━━━━━ Stored records

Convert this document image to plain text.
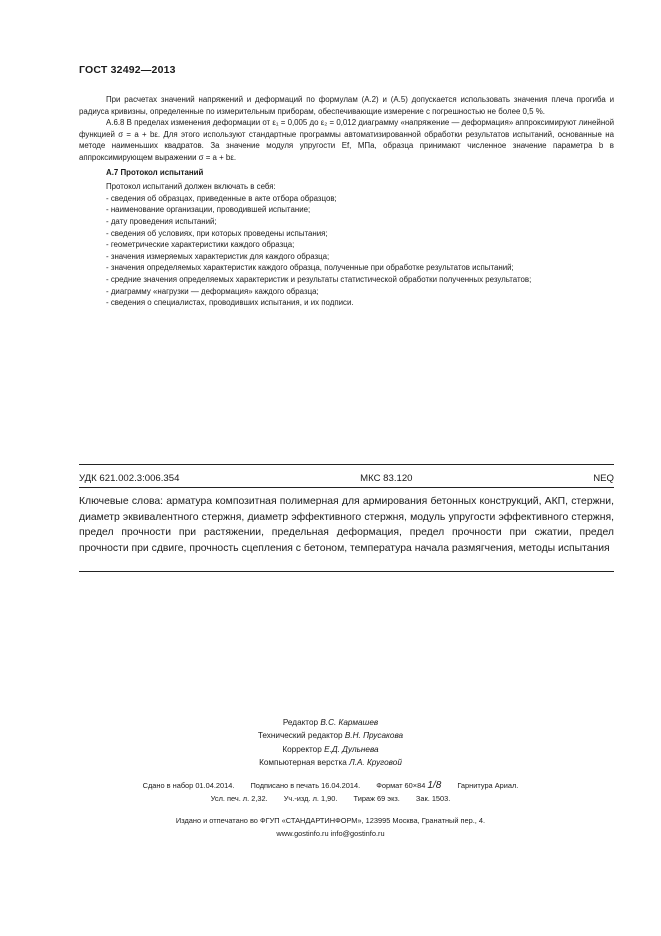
ГОСТ 32492—2013

При расчетах значений напряжений и деформаций по формулам (А.2) и (А.5) допускается использовать значения плеча прогиба и радиуса кривизны, определенные по измерительным приборам, обеспечивающие измерение с погрешностью не более 0,5 %.

А.6.8 В пределах изменения деформации от ε₁ = 0,005 до ε₂ = 0,012 диаграмму «напряжение — деформация» аппроксимируют линейной функцией σ = a + bε. Для этого используют стандартные программы автоматизированной обработки результатов испытаний, основанные на методе наименьших квадратов. За значение модуля упругости Ef, МПа, образца принимают численное значение параметра b в аппроксимирующем выражении σ = a + bε.

А.7 Протокол испытаний

Протокол испытаний должен включать в себя:

- сведения об образцах, приведенные в акте отбора образцов;
- наименование организации, проводившей испытание;
- дату проведения испытаний;
- сведения об условиях, при которых проведены испытания;
- геометрические характеристики каждого образца;
- значения измеряемых характеристик для каждого образца;
- значения определяемых характеристик каждого образца, полученные при обработке результатов испытаний;
- средние значения определяемых характеристик и результаты статистической обработки полученных результатов;
- диаграмму «нагрузки — деформация» каждого образца;
- сведения о специалистах, проводивших испытания, и их подписи.
УДК 621.002.3:006.354	МКС 83.120	NEQ
Ключевые слова: арматура композитная полимерная для армирования бетонных конструкций, АКП, стержни, диаметр эквивалентного стержня, диаметр эффективного стержня, модуль упругости эффективного стержня, предел прочности при растяжении, предельная деформация, предел прочности при сжатии, предел прочности при сдвиге, прочность сцепления с бетоном, температура начала размягчения, методы испытания
Редактор В.С. Кармашев
Технический редактор В.Н. Прусакова
Корректор Е.Д. Дульнева
Компьютерная верстка Л.А. Круговой
Сдано в набор 01.04.2014. Подписано в печать 16.04.2014. Формат 60×84 1/8 Гарнитура Ариал.
Усл. печ. л. 2,32. Уч.-изд. л. 1,90. Тираж 69 экз. Зак. 1503.
Издано и отпечатано во ФГУП «СТАНДАРТИНФОРМ», 123995 Москва, Гранатный пер., 4.
www.gostinfo.ru info@gostinfo.ru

━━━━━━━━━━

Written instruction:
Extract, from the listing above, every line where the string "определяемых" occurs.

Result:
- значения определяемых характеристик каждого образца, полученные при обработке результатов испытаний;
- средние значения определяемых характеристик и результаты статистической обработки полученных результатов;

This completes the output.